**Given problem:** Give the data below again exactly as it stands. Omit the pictures.

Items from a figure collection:
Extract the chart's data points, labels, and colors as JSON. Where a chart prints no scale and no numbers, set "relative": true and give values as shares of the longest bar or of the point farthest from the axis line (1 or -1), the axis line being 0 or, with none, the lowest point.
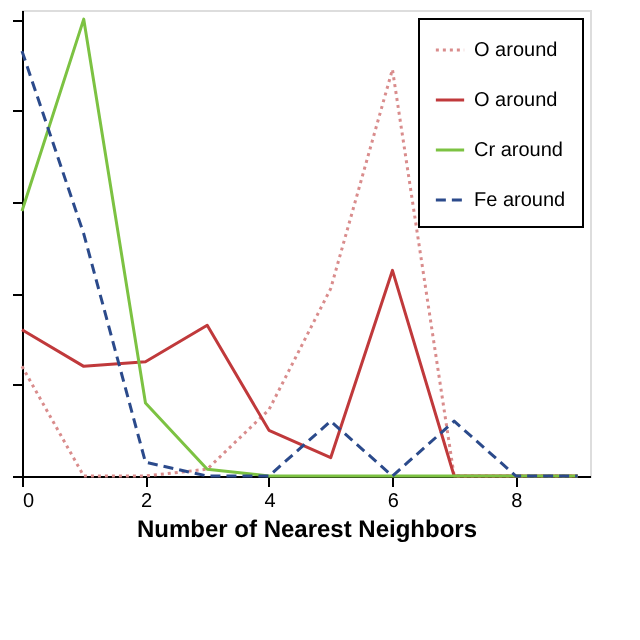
{
  "chart_data": {
    "type": "line",
    "xlabel": "Number of Nearest Neighbors",
    "relative": true,
    "x": [
      0,
      1,
      2,
      3,
      4,
      5,
      6,
      7,
      8,
      9
    ],
    "xlim": [
      0,
      9.2
    ],
    "xticks": [
      0,
      2,
      4,
      6,
      8
    ],
    "grid": false,
    "legend": "top right",
    "marker": "none",
    "series": [
      {
        "name": "O around",
        "color": "#d98c8c",
        "line_style": "dotted",
        "values": [
          0.24,
          0,
          0,
          0.015,
          0.145,
          0.41,
          0.89,
          0,
          0,
          0
        ]
      },
      {
        "name": "O around",
        "color": "#c0393b",
        "line_style": "solid",
        "values": [
          0.32,
          0.24,
          0.25,
          0.33,
          0.1,
          0.04,
          0.45,
          0,
          0,
          0
        ]
      },
      {
        "name": "Cr around",
        "color": "#7cc242",
        "line_style": "solid",
        "values": [
          0.58,
          1,
          0.16,
          0.015,
          0,
          0,
          0,
          0,
          0,
          0
        ]
      },
      {
        "name": "Fe around",
        "color": "#2b4a8b",
        "line_style": "dashed",
        "values": [
          0.93,
          0.53,
          0.03,
          0,
          0,
          0.12,
          0,
          0.12,
          0,
          0
        ]
      }
    ]
  }
}
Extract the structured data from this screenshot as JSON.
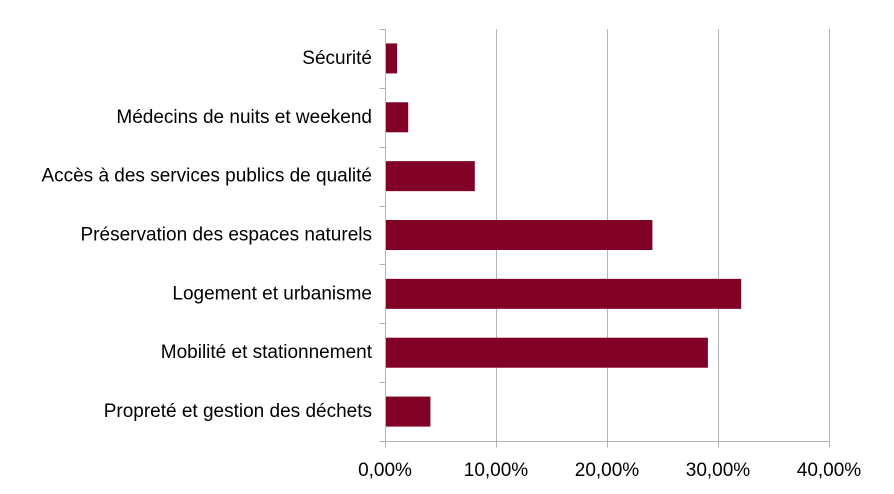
{
  "chart_data": {
    "type": "bar",
    "orientation": "horizontal",
    "categories": [
      "Sécurité",
      "Médecins de nuits et weekend",
      "Accès à des services publics de qualité",
      "Préservation des espaces naturels",
      "Logement et urbanisme",
      "Mobilité et stationnement",
      "Propreté et gestion des déchets"
    ],
    "values": [
      1,
      2,
      8,
      24,
      32,
      29,
      4
    ],
    "x_ticks": [
      0,
      10,
      20,
      30,
      40
    ],
    "x_tick_labels": [
      "0,00%",
      "10,00%",
      "20,00%",
      "30,00%",
      "40,00%"
    ],
    "xlim": [
      0,
      40
    ],
    "grid": "vertical",
    "bar_color": "#800026",
    "gridline_color": "#b3b3b3",
    "axis_color": "#b3b3b3"
  }
}
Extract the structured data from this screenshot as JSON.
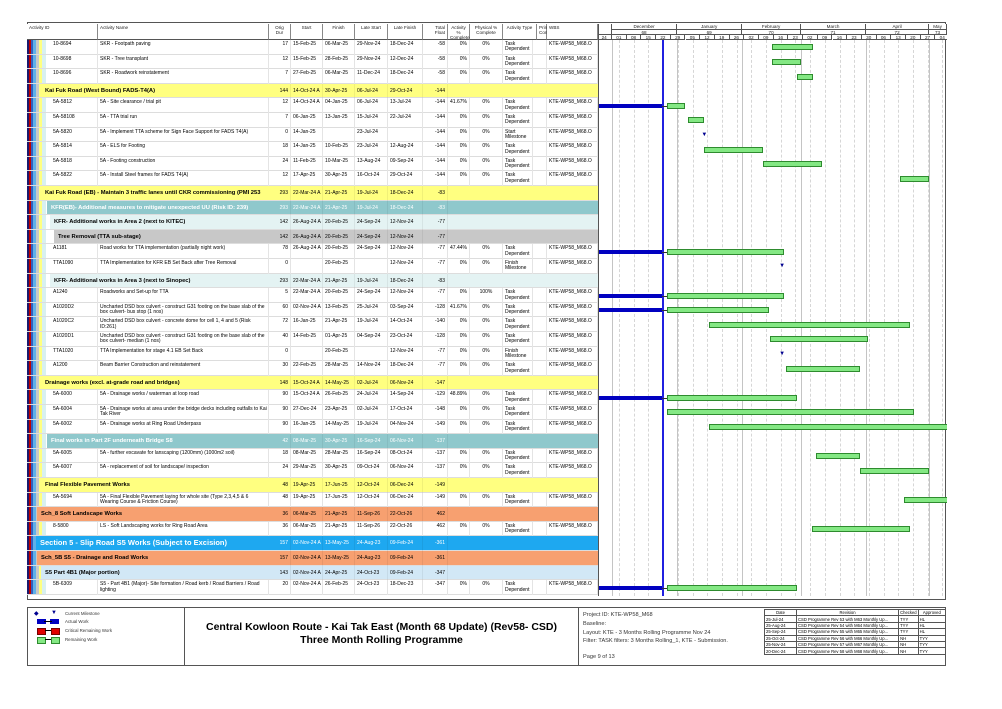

**Answer to the problem:**
Extract the chart's data points, labels, and colors as JSON. Where a chart prints no scale and no numbers, set "relative": true and give values as shares of the longest bar or of the point farthest from the axis line (1 or -1), the axis line being 0 or, with none, the lowest point.
{
  "chart_data": {
    "type": "line",
    "xlabel": "Number of Nearest Neighbors",
    "relative": true,
    "x": [
      0,
      1,
      2,
      3,
      4,
      5,
      6,
      7,
      8,
      9
    ],
    "xlim": [
      0,
      9.2
    ],
    "xticks": [
      0,
      2,
      4,
      6,
      8
    ],
    "grid": false,
    "legend": "top right",
    "marker": "none",
    "series": [
      {
        "name": "O around",
        "color": "#d98c8c",
        "line_style": "dotted",
        "values": [
          0.24,
          0,
          0,
          0.015,
          0.145,
          0.41,
          0.89,
          0,
          0,
          0
        ]
      },
      {
        "name": "O around",
        "color": "#c0393b",
        "line_style": "solid",
        "values": [
          0.32,
          0.24,
          0.25,
          0.33,
          0.1,
          0.04,
          0.45,
          0,
          0,
          0
        ]
      },
      {
        "name": "Cr around",
        "color": "#7cc242",
        "line_style": "solid",
        "values": [
          0.58,
          1,
          0.16,
          0.015,
          0,
          0,
          0,
          0,
          0,
          0
        ]
      },
      {
        "name": "Fe around",
        "color": "#2b4a8b",
        "line_style": "dashed",
        "values": [
          0.93,
          0.53,
          0.03,
          0,
          0,
          0.12,
          0,
          0.12,
          0,
          0
        ]
      }
    ]
  }
}
Extract the structured data from this screenshot as JSON.
{
  "chart_data": {
    "type": "bar",
    "orientation": "horizontal",
    "categories": [
      "Sécurité",
      "Médecins de nuits et weekend",
      "Accès à des services publics de qualité",
      "Préservation des espaces naturels",
      "Logement et urbanisme",
      "Mobilité et stationnement",
      "Propreté et gestion des déchets"
    ],
    "values": [
      1,
      2,
      8,
      24,
      32,
      29,
      4
    ],
    "x_ticks": [
      0,
      10,
      20,
      30,
      40
    ],
    "x_tick_labels": [
      "0,00%",
      "10,00%",
      "20,00%",
      "30,00%",
      "40,00%"
    ],
    "xlim": [
      0,
      40
    ],
    "grid": "vertical",
    "bar_color": "#800026",
    "gridline_color": "#b3b3b3",
    "axis_color": "#b3b3b3"
  }
}
Extract the structured data from this screenshot as JSON.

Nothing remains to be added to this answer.